══ Records shown

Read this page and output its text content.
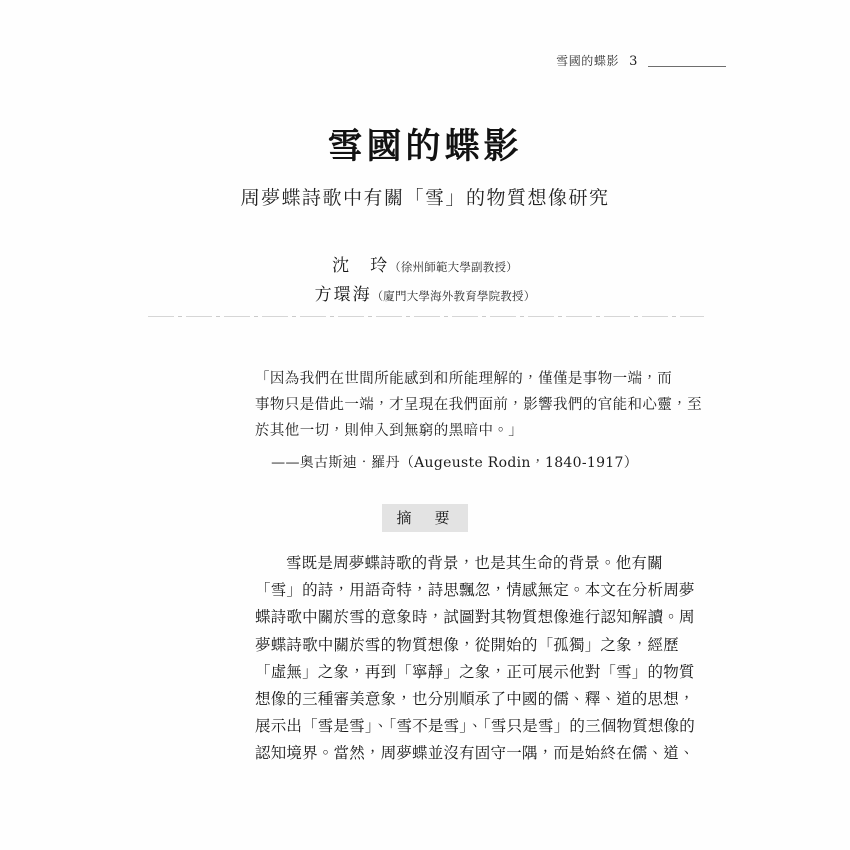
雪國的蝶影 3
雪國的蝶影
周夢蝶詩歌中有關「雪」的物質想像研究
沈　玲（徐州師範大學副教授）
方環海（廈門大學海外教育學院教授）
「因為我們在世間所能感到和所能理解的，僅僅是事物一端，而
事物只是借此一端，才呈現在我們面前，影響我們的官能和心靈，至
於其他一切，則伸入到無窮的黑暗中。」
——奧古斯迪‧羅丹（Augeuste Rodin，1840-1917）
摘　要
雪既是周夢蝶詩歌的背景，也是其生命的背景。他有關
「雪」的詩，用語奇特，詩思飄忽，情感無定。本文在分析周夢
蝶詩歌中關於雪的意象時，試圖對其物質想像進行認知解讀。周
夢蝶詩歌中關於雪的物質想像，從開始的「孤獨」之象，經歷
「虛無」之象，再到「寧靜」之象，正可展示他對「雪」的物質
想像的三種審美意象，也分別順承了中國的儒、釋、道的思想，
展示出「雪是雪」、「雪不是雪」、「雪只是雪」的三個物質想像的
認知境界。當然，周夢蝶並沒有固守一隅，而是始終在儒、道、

════

● **Problem**
Your task is to repeat the data above exactly while excluding the pictures.

● **Answer below**
Read this page and output its text content.
雪國的蝶影 3
雪國的蝶影
周夢蝶詩歌中有關「雪」的物質想像研究
沈　玲（徐州師範大學副教授）
方環海（廈門大學海外教育學院教授）
「因為我們在世間所能感到和所能理解的，僅僅是事物一端，而
事物只是借此一端，才呈現在我們面前，影響我們的官能和心靈，至
於其他一切，則伸入到無窮的黑暗中。」
——奧古斯迪‧羅丹（Augeuste Rodin，1840-1917）
摘　要
雪既是周夢蝶詩歌的背景，也是其生命的背景。他有關
「雪」的詩，用語奇特，詩思飄忽，情感無定。本文在分析周夢
蝶詩歌中關於雪的意象時，試圖對其物質想像進行認知解讀。周
夢蝶詩歌中關於雪的物質想像，從開始的「孤獨」之象，經歷
「虛無」之象，再到「寧靜」之象，正可展示他對「雪」的物質
想像的三種審美意象，也分別順承了中國的儒、釋、道的思想，
展示出「雪是雪」、「雪不是雪」、「雪只是雪」的三個物質想像的
認知境界。當然，周夢蝶並沒有固守一隅，而是始終在儒、道、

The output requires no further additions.